Laporan wartawan sorotnews.co.id : Slamet.
PEKALONGAN, JATENG – Tradisi tedhak siten merupakan upacara saat anak turun ke tanah pertama kali. Dalam istilah Jawa biasa disebut mudhun tanah atau unduhan. Tedhak siten berasal dari kata “tedhak” berarti menapakkan kaki, sedangkan “siten” berarti tanah.
“Tedhak siten yaitu tradisi menapakkan kaki ke tanah pertama kalinya seorang anak. Upacara tedhak siten dilakukan saat anak usia 7 lapan kalender Jawa, atau 8 bulan kalender Masehi”, terang Muhammad Ali Warqan budayawan muda Yogyakarta, Kamis(2/5/23).
Lebih lanjut, Mas Pilar sapaan akrab Muhammad Ali Warqan menjelaskan bahwa tradisi tedhak siten selain melestarikan budaya juga menyimbolkan bimbingan orang tua kepada anaknya dalam meniti kehidupan. Upacara tedhak siten perlu menyiapkan perlengkapan atau uba rampe. Diantaranya yaitu, jadah 7 (tujuh) warna warni, tangga terbuat dari tebu, kurungan yang berisi barang/benda, alat tulis, mainan dalam berbagai bentuk, air untuk memandikan anak, tumpeng lengkap, ayam pangggang, dan nasi kuning.
“Rangkaian acara tedhak siten di mulai dari membersihkan kaki, berjalan melewati tujuh jadah warna warni, menaiki tangga dari tebu, masuk kurungan dan memilih barang, dan terakhir dimandikan”, tegas Mas Pilar.

DATA YANG DIBERIKAN

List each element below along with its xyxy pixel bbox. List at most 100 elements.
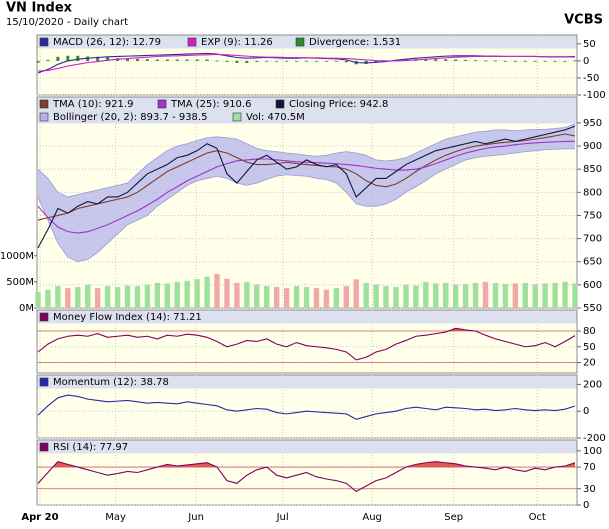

PETUNJUK LATIHAN
Menurut kutipan bacaan tentang tedhak siten, pada usia berapa bulan kalender Masehi upacara itu dilakukan? Baris-baris data ini tidak ada hubungannya dengan kutipan bacaan.

HASIL TUGAS
Upacara itu dilakukan saat anak berusia 8 bulan kalender Masehi.